Please repeat the part of the records that opens with the line containing "Segment this chart: for" and closes with the line containing "322, 612, 334]", substituting "segment-label" for "slice-label" and changing nothing else.

Rows from a layout dataset:
=======

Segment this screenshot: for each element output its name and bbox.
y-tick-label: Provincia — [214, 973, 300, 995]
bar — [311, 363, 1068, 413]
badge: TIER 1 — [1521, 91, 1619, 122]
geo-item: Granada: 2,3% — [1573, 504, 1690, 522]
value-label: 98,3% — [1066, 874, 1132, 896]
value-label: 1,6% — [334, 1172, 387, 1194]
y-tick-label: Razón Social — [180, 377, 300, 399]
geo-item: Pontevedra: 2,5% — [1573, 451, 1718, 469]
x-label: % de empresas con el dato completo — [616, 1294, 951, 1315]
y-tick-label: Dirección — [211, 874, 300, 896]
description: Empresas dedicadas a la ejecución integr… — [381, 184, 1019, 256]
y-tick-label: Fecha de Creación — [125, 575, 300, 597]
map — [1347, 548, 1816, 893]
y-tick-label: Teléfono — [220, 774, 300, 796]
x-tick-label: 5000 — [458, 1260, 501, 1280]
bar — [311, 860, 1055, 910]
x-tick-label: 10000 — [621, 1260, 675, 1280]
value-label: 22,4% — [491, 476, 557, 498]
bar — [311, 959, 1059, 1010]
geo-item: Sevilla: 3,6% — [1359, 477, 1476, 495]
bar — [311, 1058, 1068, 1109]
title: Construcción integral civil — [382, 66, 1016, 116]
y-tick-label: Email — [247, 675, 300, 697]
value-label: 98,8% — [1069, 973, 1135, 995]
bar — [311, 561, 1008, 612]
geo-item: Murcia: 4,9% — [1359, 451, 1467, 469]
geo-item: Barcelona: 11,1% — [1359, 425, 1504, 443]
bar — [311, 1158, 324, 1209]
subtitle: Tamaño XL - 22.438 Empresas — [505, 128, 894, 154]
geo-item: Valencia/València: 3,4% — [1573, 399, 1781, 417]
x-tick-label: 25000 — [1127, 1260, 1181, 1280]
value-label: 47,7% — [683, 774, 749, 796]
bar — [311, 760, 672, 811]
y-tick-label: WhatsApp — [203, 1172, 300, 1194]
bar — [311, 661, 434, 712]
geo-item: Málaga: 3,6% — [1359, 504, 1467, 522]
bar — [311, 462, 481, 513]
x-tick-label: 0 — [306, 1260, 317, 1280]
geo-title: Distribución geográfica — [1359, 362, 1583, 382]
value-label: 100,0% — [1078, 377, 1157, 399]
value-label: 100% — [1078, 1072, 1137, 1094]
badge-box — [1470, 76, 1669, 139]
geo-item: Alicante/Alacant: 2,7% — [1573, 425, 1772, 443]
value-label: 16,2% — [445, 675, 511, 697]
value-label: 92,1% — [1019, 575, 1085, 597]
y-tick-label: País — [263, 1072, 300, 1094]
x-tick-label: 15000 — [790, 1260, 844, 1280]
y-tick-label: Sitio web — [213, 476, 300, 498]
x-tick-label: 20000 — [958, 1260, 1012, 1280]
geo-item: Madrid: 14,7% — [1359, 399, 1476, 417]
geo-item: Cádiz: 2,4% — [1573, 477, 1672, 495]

=======

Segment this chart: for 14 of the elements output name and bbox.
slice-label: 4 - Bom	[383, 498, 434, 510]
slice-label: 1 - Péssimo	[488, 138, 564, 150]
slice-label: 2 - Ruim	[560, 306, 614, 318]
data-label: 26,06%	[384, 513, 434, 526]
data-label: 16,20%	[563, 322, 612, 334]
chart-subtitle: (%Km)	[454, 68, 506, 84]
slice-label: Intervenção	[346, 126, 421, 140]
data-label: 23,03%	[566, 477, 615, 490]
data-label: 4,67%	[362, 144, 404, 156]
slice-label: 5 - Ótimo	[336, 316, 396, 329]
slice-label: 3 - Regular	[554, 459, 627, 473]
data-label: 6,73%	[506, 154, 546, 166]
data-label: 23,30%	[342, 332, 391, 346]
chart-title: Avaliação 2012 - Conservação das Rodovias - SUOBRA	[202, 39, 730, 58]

=======

**Exercise result:**
Segment this chart: for 14 of the elements output name and bbox.
segment-label: 4 - Bom	[383, 498, 434, 510]
segment-label: 1 - Péssimo	[488, 138, 564, 150]
segment-label: 2 - Ruim	[560, 306, 614, 318]
data-label: 26,06%	[384, 513, 434, 526]
data-label: 16,20%	[563, 322, 612, 334]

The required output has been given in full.